#### Problem to solve
Identify and pull out each line of the entries in which "Ground" occurs.

#### Listed records

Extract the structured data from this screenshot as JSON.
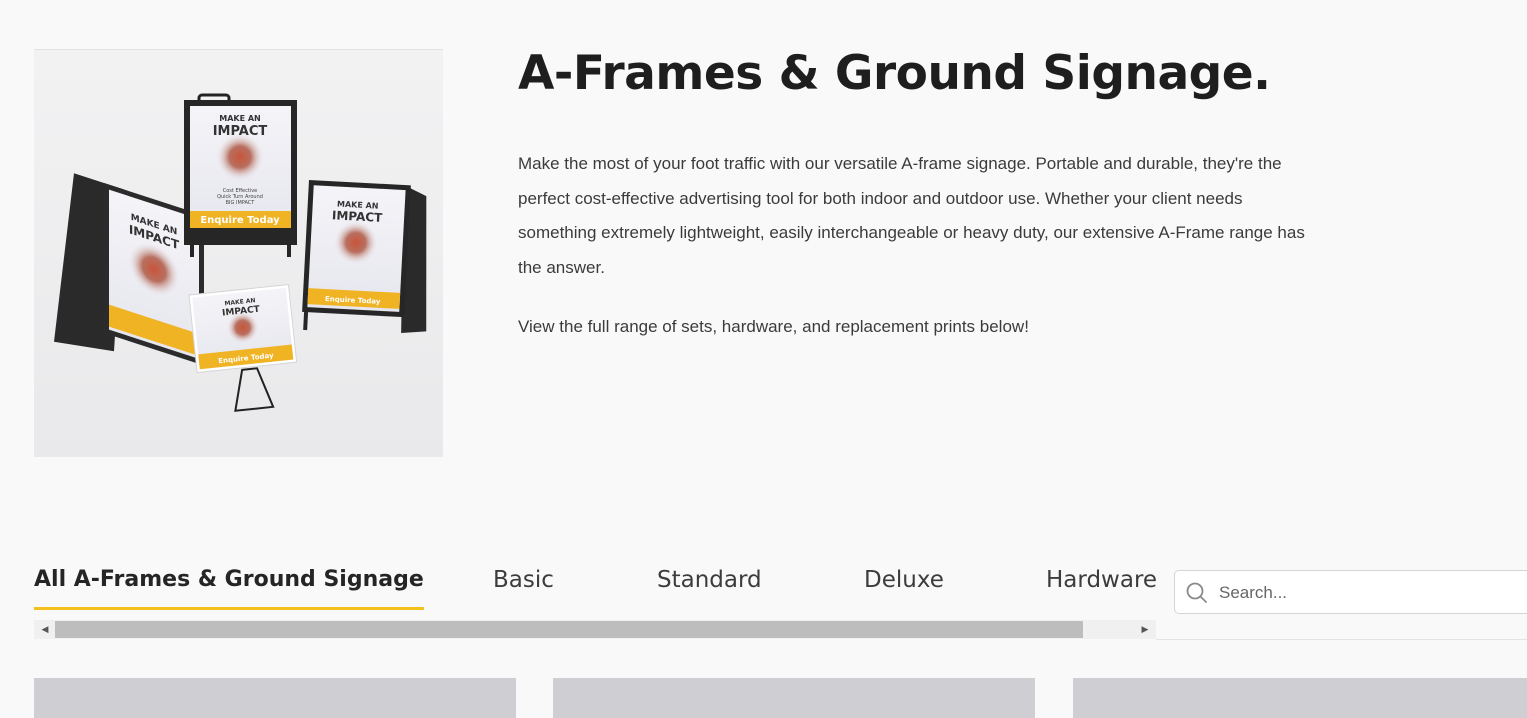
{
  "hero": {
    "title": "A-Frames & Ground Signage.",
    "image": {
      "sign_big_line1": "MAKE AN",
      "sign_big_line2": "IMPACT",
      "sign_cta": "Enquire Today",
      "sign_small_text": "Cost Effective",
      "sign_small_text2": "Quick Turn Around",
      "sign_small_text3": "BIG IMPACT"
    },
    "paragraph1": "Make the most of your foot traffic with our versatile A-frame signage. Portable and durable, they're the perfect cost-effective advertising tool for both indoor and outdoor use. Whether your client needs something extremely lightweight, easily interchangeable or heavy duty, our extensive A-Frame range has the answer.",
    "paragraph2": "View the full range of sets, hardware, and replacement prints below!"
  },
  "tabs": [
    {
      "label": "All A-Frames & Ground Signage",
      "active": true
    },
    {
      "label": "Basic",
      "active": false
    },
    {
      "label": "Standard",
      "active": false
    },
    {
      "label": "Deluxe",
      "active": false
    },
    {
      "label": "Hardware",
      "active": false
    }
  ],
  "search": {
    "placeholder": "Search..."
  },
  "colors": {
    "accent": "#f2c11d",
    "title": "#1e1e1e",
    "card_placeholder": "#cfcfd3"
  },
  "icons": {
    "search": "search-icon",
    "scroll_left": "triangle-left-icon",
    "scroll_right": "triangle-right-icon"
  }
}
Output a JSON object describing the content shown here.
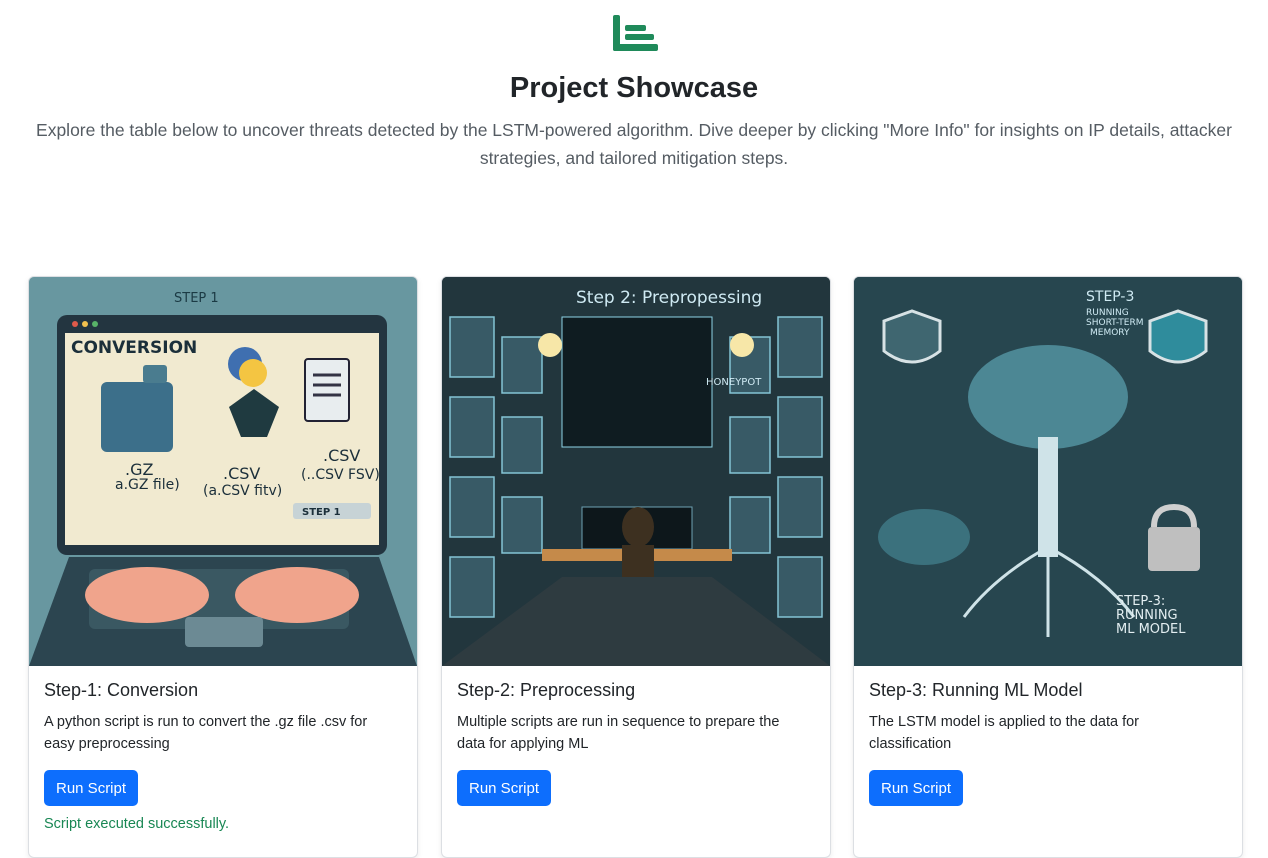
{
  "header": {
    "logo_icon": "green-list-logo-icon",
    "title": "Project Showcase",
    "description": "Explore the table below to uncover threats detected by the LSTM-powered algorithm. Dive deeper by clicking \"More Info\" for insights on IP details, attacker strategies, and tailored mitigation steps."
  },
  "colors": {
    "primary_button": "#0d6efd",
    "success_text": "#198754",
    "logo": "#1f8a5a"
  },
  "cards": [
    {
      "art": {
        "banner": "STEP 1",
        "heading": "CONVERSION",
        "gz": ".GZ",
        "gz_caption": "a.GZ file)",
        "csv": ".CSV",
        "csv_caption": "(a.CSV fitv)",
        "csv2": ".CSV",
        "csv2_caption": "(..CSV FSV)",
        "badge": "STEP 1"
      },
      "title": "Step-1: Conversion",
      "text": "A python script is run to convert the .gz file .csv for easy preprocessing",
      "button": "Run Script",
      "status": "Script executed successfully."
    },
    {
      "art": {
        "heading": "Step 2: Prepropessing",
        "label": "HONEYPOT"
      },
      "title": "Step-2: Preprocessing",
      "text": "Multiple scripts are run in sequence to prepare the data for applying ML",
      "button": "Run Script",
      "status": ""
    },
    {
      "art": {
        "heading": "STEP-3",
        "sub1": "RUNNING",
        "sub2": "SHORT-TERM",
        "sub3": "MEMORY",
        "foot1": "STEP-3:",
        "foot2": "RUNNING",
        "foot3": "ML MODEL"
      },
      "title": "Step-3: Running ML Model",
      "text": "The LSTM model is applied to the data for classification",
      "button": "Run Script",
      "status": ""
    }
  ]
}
...
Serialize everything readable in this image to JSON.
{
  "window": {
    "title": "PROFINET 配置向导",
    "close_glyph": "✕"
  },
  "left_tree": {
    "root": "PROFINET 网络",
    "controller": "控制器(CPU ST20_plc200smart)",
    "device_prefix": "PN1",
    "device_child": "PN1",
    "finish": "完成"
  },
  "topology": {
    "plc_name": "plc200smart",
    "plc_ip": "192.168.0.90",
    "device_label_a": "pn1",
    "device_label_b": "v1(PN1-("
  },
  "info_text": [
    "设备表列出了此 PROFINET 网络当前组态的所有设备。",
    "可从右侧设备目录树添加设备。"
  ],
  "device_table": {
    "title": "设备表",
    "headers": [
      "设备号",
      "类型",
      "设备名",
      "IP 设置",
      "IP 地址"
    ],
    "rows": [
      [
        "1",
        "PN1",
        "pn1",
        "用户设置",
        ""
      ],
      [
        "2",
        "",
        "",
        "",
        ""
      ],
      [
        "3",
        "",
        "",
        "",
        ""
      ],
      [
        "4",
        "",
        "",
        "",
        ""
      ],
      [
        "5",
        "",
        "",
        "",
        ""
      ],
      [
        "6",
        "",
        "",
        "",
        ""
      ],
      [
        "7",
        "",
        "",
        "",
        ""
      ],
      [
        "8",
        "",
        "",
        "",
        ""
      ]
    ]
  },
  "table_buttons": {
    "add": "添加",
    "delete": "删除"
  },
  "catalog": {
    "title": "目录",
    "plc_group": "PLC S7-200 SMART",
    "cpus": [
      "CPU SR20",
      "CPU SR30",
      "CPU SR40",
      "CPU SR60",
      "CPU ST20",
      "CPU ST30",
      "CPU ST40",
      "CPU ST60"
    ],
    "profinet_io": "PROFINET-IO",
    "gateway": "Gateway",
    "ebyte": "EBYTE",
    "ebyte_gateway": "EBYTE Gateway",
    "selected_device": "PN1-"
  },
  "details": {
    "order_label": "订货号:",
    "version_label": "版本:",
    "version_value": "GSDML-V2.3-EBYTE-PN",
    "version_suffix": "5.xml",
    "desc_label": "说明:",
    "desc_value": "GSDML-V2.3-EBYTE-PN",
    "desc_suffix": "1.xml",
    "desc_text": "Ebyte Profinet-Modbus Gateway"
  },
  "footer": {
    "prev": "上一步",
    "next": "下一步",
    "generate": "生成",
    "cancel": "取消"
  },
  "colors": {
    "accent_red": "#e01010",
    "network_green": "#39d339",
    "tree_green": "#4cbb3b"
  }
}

#### Solution below
    "title": "A-Frames & Ground Signage.",
      "label": "All A-Frames & Ground Signage",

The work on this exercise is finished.